SET TASK ▸
All the data below goes into the copy word for word, but the pictures don't.

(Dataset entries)
+ + + + +

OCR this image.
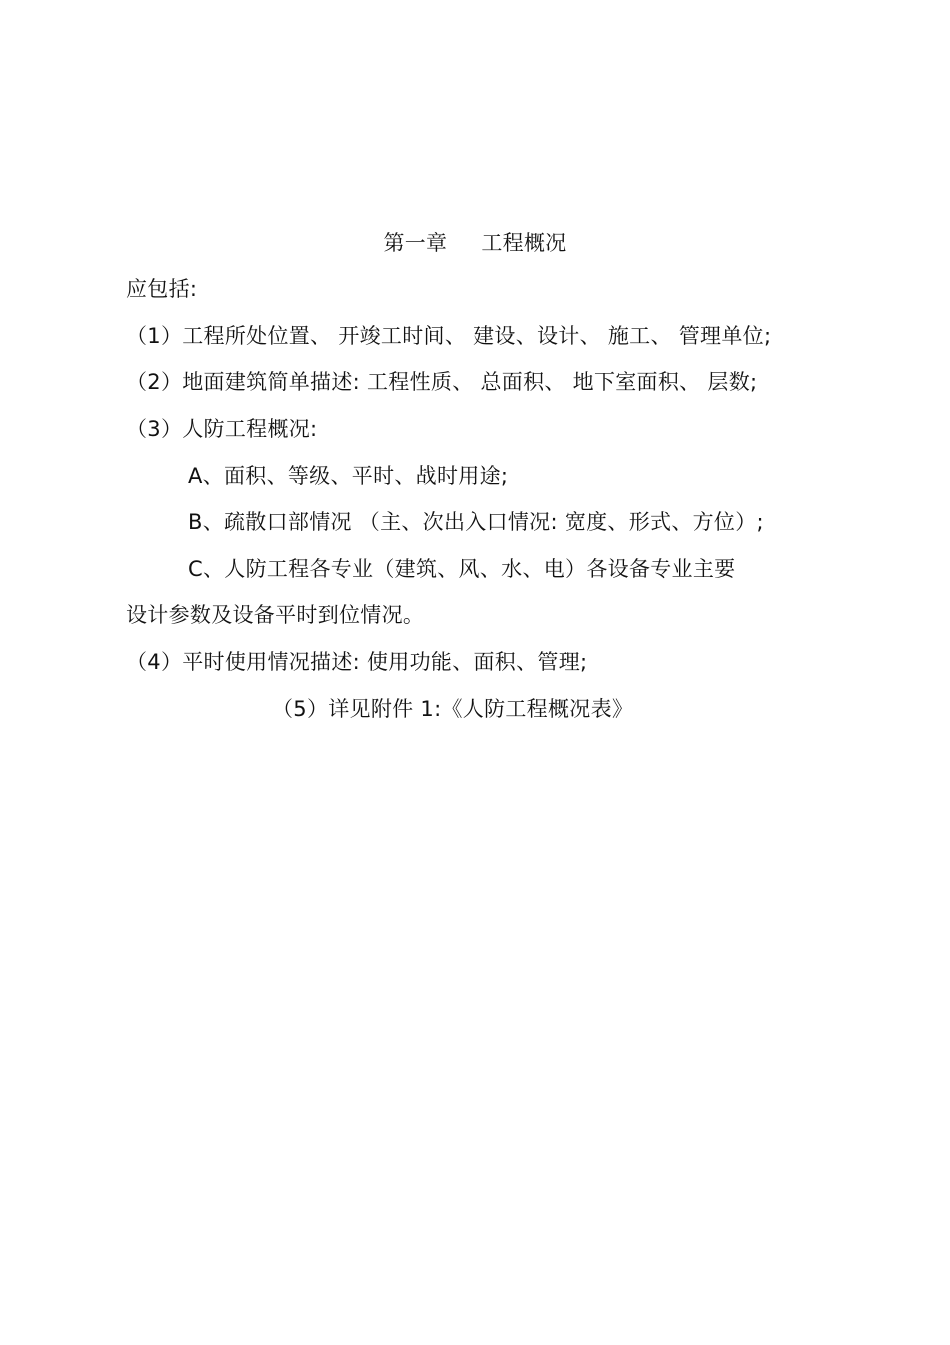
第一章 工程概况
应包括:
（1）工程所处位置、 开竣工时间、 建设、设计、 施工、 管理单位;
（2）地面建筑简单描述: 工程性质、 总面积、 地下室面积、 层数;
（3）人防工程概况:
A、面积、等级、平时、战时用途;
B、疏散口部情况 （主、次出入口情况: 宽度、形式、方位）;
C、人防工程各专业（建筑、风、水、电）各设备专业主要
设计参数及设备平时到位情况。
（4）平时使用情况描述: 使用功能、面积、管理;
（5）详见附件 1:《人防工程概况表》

+ + + + +

RESPONSE TO THIS EXERCISE ▸
OCR this image.
第一章 工程概况
应包括:
（1）工程所处位置、 开竣工时间、 建设、设计、 施工、 管理单位;
（2）地面建筑简单描述: 工程性质、 总面积、 地下室面积、 层数;
（3）人防工程概况:
A、面积、等级、平时、战时用途;
B、疏散口部情况 （主、次出入口情况: 宽度、形式、方位）;
C、人防工程各专业（建筑、风、水、电）各设备专业主要
设计参数及设备平时到位情况。
（4）平时使用情况描述: 使用功能、面积、管理;
（5）详见附件 1:《人防工程概况表》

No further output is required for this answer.